*Data rows:*
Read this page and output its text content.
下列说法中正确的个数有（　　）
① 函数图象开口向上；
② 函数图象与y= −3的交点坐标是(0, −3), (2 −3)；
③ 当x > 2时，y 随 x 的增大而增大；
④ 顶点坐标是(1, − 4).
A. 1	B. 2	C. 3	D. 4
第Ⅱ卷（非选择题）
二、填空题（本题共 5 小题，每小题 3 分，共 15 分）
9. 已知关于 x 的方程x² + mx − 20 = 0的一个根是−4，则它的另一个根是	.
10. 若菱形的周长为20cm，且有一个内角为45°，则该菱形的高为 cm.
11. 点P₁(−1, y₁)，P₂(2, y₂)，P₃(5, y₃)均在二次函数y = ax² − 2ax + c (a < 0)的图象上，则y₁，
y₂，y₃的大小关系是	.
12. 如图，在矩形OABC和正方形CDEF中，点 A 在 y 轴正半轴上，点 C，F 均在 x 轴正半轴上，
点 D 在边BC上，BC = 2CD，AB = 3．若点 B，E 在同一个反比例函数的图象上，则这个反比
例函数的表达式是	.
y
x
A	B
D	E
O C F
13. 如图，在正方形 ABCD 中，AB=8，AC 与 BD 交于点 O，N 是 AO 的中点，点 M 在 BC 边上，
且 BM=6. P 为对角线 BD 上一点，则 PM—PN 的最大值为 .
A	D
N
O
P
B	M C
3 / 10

*Task directions:* Every entry should be printed again exactly as it stands.

*Task output:*
Read this page and output its text content.
下列说法中正确的个数有（　　）
① 函数图象开口向上；
② 函数图象与y= −3的交点坐标是(0, −3), (2 −3)；
③ 当x > 2时，y 随 x 的增大而增大；
④ 顶点坐标是(1, − 4).
A. 1	B. 2	C. 3	D. 4
第Ⅱ卷（非选择题）
二、填空题（本题共 5 小题，每小题 3 分，共 15 分）
9. 已知关于 x 的方程x² + mx − 20 = 0的一个根是−4，则它的另一个根是	.
10. 若菱形的周长为20cm，且有一个内角为45°，则该菱形的高为 cm.
11. 点P₁(−1, y₁)，P₂(2, y₂)，P₃(5, y₃)均在二次函数y = ax² − 2ax + c (a < 0)的图象上，则y₁，
y₂，y₃的大小关系是	.
12. 如图，在矩形OABC和正方形CDEF中，点 A 在 y 轴正半轴上，点 C，F 均在 x 轴正半轴上，
点 D 在边BC上，BC = 2CD，AB = 3．若点 B，E 在同一个反比例函数的图象上，则这个反比
例函数的表达式是	.
y
x
A	B
D	E
O C F
13. 如图，在正方形 ABCD 中，AB=8，AC 与 BD 交于点 O，N 是 AO 的中点，点 M 在 BC 边上，
且 BM=6. P 为对角线 BD 上一点，则 PM—PN 的最大值为 .
A	D
N
O
P
B	M C
3 / 10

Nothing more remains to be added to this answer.